Write out the listing below in full and exactly, leaving out every picture.
─── Supplied material
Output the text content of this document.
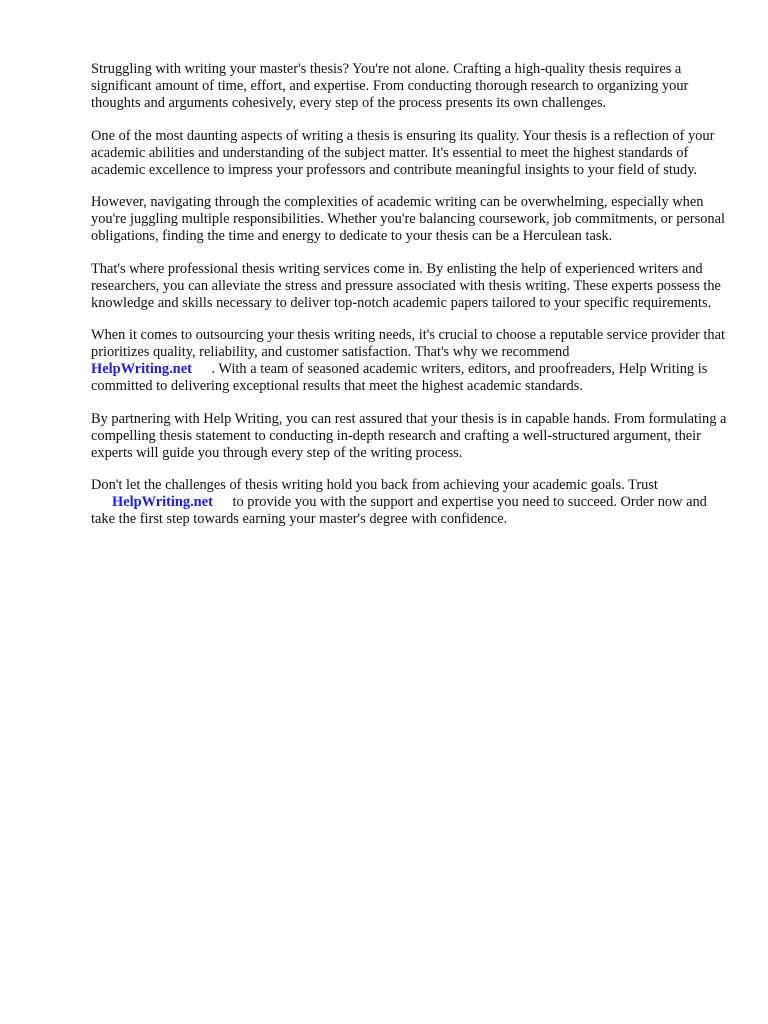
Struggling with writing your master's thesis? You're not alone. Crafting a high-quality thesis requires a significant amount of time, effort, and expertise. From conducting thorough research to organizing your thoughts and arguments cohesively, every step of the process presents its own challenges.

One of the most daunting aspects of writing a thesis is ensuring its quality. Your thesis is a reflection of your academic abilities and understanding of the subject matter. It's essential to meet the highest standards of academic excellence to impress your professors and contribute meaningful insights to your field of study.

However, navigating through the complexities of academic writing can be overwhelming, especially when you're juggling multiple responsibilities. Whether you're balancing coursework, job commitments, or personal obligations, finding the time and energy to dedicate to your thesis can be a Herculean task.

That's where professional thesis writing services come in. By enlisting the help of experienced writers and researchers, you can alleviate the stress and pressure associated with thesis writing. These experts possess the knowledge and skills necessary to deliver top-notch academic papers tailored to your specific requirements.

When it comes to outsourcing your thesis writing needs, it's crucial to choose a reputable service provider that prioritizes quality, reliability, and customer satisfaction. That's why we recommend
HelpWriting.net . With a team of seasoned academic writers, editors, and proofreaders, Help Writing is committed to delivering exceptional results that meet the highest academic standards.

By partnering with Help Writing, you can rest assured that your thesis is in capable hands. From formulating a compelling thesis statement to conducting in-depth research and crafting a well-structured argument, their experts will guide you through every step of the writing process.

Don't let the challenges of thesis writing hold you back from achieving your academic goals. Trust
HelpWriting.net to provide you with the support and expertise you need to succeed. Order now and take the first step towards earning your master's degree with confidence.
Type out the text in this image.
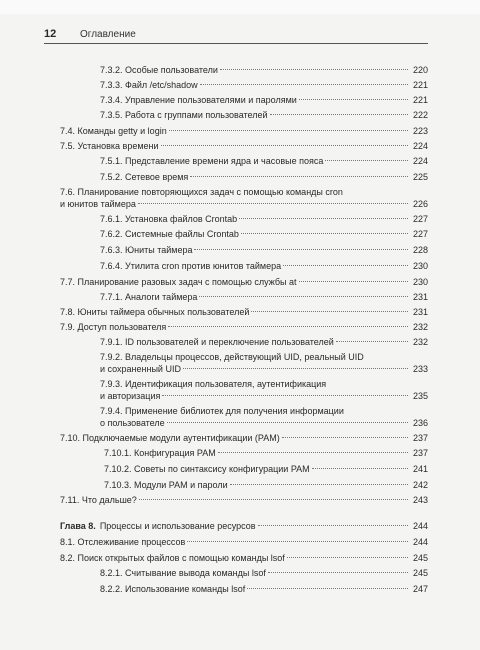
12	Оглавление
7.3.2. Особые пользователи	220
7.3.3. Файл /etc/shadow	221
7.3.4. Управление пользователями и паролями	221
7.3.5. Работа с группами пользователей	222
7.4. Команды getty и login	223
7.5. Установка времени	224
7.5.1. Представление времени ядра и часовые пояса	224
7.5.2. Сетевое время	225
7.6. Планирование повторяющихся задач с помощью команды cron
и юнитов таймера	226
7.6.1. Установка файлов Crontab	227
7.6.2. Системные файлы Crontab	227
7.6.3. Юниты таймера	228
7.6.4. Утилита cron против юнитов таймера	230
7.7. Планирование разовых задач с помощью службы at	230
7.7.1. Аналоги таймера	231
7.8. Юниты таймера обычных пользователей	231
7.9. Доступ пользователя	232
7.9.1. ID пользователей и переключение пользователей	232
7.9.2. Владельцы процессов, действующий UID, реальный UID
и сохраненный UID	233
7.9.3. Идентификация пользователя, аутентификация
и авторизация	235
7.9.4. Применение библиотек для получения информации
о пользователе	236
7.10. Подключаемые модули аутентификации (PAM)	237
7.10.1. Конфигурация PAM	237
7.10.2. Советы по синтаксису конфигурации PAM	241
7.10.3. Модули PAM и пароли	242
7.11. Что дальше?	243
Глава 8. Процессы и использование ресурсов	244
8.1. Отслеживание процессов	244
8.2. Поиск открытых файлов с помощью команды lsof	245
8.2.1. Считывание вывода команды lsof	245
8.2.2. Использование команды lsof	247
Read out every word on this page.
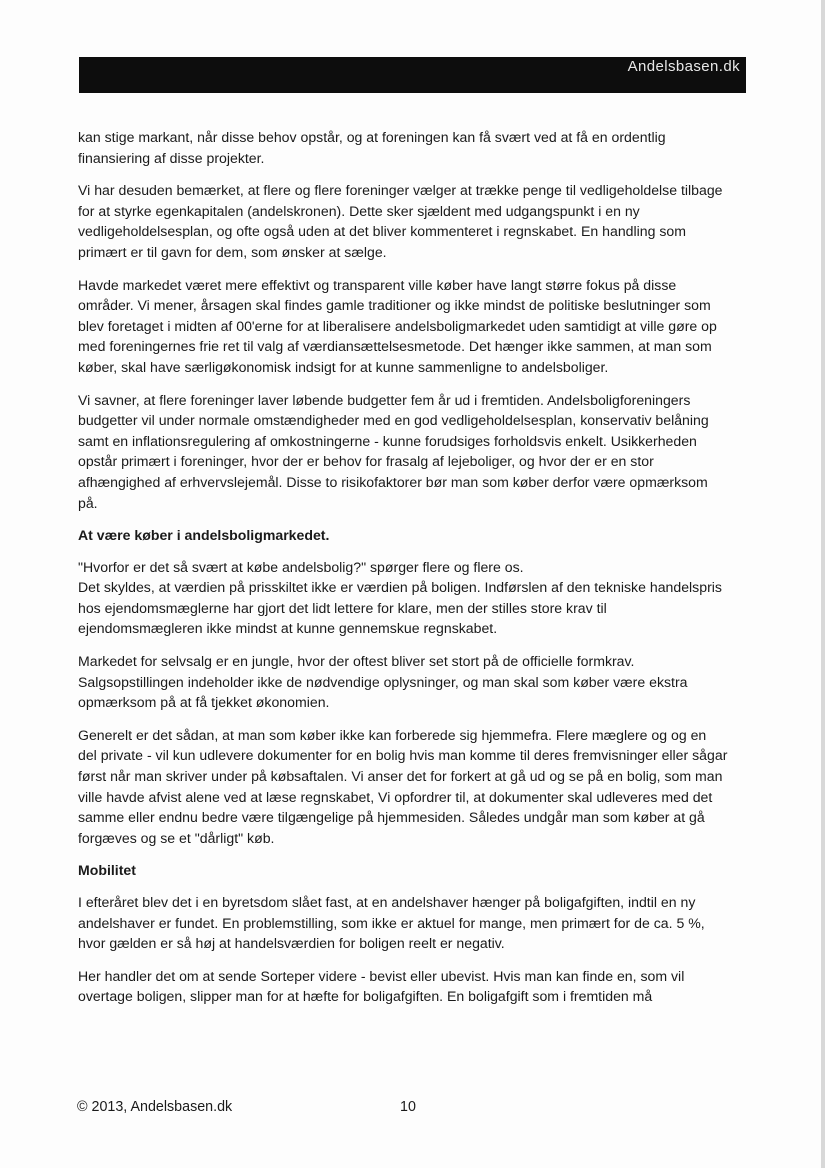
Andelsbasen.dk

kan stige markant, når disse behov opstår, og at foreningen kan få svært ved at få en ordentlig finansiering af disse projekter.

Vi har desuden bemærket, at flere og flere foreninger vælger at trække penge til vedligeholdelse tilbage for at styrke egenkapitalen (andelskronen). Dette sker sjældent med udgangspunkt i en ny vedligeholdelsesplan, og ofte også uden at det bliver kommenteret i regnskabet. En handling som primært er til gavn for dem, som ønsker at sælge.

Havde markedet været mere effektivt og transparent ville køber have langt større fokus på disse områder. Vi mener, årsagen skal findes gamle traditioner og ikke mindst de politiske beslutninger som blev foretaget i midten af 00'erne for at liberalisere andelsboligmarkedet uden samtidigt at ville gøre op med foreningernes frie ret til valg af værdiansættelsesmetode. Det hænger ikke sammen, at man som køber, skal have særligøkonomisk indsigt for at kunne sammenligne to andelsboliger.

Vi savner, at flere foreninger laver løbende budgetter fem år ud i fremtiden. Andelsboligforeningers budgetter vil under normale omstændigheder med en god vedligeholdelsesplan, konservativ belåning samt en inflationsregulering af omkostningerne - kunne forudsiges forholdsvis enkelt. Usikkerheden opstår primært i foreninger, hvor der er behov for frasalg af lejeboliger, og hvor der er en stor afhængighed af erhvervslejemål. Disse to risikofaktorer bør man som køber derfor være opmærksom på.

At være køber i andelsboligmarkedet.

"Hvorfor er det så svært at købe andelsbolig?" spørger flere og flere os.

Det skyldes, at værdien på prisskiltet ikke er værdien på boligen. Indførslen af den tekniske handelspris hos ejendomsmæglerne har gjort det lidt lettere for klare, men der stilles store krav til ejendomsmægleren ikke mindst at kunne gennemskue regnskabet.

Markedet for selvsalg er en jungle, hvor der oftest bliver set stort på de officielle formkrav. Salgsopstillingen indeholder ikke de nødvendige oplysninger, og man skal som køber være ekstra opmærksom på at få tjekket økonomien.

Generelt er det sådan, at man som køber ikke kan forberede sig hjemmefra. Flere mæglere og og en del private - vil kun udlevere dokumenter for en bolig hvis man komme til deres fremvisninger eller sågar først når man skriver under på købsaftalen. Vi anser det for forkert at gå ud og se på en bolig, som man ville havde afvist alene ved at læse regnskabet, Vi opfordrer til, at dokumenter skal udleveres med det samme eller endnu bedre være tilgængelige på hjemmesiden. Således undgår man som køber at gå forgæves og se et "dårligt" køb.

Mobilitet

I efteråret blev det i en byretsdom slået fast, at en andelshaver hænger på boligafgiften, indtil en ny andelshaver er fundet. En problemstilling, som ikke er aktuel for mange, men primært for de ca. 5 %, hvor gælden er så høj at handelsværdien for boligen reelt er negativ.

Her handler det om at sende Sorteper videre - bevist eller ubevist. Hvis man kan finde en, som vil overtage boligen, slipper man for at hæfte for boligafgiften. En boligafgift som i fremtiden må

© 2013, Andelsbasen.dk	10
──────
* [Task response]
Output the text content of this document.
Struggling with writing your master's thesis? You're not alone. Crafting a high-quality thesis requires a significant amount of time, effort, and expertise. From conducting thorough research to organizing your thoughts and arguments cohesively, every step of the process presents its own challenges.

One of the most daunting aspects of writing a thesis is ensuring its quality. Your thesis is a reflection of your academic abilities and understanding of the subject matter. It's essential to meet the highest standards of academic excellence to impress your professors and contribute meaningful insights to your field of study.

However, navigating through the complexities of academic writing can be overwhelming, especially when you're juggling multiple responsibilities. Whether you're balancing coursework, job commitments, or personal obligations, finding the time and energy to dedicate to your thesis can be a Herculean task.

That's where professional thesis writing services come in. By enlisting the help of experienced writers and researchers, you can alleviate the stress and pressure associated with thesis writing. These experts possess the knowledge and skills necessary to deliver top-notch academic papers tailored to your specific requirements.

When it comes to outsourcing your thesis writing needs, it's crucial to choose a reputable service provider that prioritizes quality, reliability, and customer satisfaction. That's why we recommend
HelpWriting.net . With a team of seasoned academic writers, editors, and proofreaders, Help Writing is committed to delivering exceptional results that meet the highest academic standards.

By partnering with Help Writing, you can rest assured that your thesis is in capable hands. From formulating a compelling thesis statement to conducting in-depth research and crafting a well-structured argument, their experts will guide you through every step of the writing process.

Don't let the challenges of thesis writing hold you back from achieving your academic goals. Trust
HelpWriting.net to provide you with the support and expertise you need to succeed. Order now and take the first step towards earning your master's degree with confidence.
Type out the text in this image.
12	Оглавление
7.3.2. Особые пользователи	220
7.3.3. Файл /etc/shadow	221
7.3.4. Управление пользователями и паролями	221
7.3.5. Работа с группами пользователей	222
7.4. Команды getty и login	223
7.5. Установка времени	224
7.5.1. Представление времени ядра и часовые пояса	224
7.5.2. Сетевое время	225
7.6. Планирование повторяющихся задач с помощью команды cron
и юнитов таймера	226
7.6.1. Установка файлов Crontab	227
7.6.2. Системные файлы Crontab	227
7.6.3. Юниты таймера	228
7.6.4. Утилита cron против юнитов таймера	230
7.7. Планирование разовых задач с помощью службы at	230
7.7.1. Аналоги таймера	231
7.8. Юниты таймера обычных пользователей	231
7.9. Доступ пользователя	232
7.9.1. ID пользователей и переключение пользователей	232
7.9.2. Владельцы процессов, действующий UID, реальный UID
и сохраненный UID	233
7.9.3. Идентификация пользователя, аутентификация
и авторизация	235
7.9.4. Применение библиотек для получения информации
о пользователе	236
7.10. Подключаемые модули аутентификации (PAM)	237
7.10.1. Конфигурация PAM	237
7.10.2. Советы по синтаксису конфигурации PAM	241
7.10.3. Модули PAM и пароли	242
7.11. Что дальше?	243
Глава 8. Процессы и использование ресурсов	244
8.1. Отслеживание процессов	244
8.2. Поиск открытых файлов с помощью команды lsof	245
8.2.1. Считывание вывода команды lsof	245
8.2.2. Использование команды lsof	247
Read out every word on this page.
Andelsbasen.dk

kan stige markant, når disse behov opstår, og at foreningen kan få svært ved at få en ordentlig finansiering af disse projekter.

Vi har desuden bemærket, at flere og flere foreninger vælger at trække penge til vedligeholdelse tilbage for at styrke egenkapitalen (andelskronen). Dette sker sjældent med udgangspunkt i en ny vedligeholdelsesplan, og ofte også uden at det bliver kommenteret i regnskabet. En handling som primært er til gavn for dem, som ønsker at sælge.

Havde markedet været mere effektivt og transparent ville køber have langt større fokus på disse områder. Vi mener, årsagen skal findes gamle traditioner og ikke mindst de politiske beslutninger som blev foretaget i midten af 00'erne for at liberalisere andelsboligmarkedet uden samtidigt at ville gøre op med foreningernes frie ret til valg af værdiansættelsesmetode. Det hænger ikke sammen, at man som køber, skal have særligøkonomisk indsigt for at kunne sammenligne to andelsboliger.

Vi savner, at flere foreninger laver løbende budgetter fem år ud i fremtiden. Andelsboligforeningers budgetter vil under normale omstændigheder med en god vedligeholdelsesplan, konservativ belåning samt en inflationsregulering af omkostningerne - kunne forudsiges forholdsvis enkelt. Usikkerheden opstår primært i foreninger, hvor der er behov for frasalg af lejeboliger, og hvor der er en stor afhængighed af erhvervslejemål. Disse to risikofaktorer bør man som køber derfor være opmærksom på.

At være køber i andelsboligmarkedet.

"Hvorfor er det så svært at købe andelsbolig?" spørger flere og flere os.

Det skyldes, at værdien på prisskiltet ikke er værdien på boligen. Indførslen af den tekniske handelspris hos ejendomsmæglerne har gjort det lidt lettere for klare, men der stilles store krav til ejendomsmægleren ikke mindst at kunne gennemskue regnskabet.

Markedet for selvsalg er en jungle, hvor der oftest bliver set stort på de officielle formkrav. Salgsopstillingen indeholder ikke de nødvendige oplysninger, og man skal som køber være ekstra opmærksom på at få tjekket økonomien.

Generelt er det sådan, at man som køber ikke kan forberede sig hjemmefra. Flere mæglere og og en del private - vil kun udlevere dokumenter for en bolig hvis man komme til deres fremvisninger eller sågar først når man skriver under på købsaftalen. Vi anser det for forkert at gå ud og se på en bolig, som man ville havde afvist alene ved at læse regnskabet, Vi opfordrer til, at dokumenter skal udleveres med det samme eller endnu bedre være tilgængelige på hjemmesiden. Således undgår man som køber at gå forgæves og se et "dårligt" køb.

Mobilitet

I efteråret blev det i en byretsdom slået fast, at en andelshaver hænger på boligafgiften, indtil en ny andelshaver er fundet. En problemstilling, som ikke er aktuel for mange, men primært for de ca. 5 %, hvor gælden er så høj at handelsværdien for boligen reelt er negativ.

Her handler det om at sende Sorteper videre - bevist eller ubevist. Hvis man kan finde en, som vil overtage boligen, slipper man for at hæfte for boligafgiften. En boligafgift som i fremtiden må

© 2013, Andelsbasen.dk	10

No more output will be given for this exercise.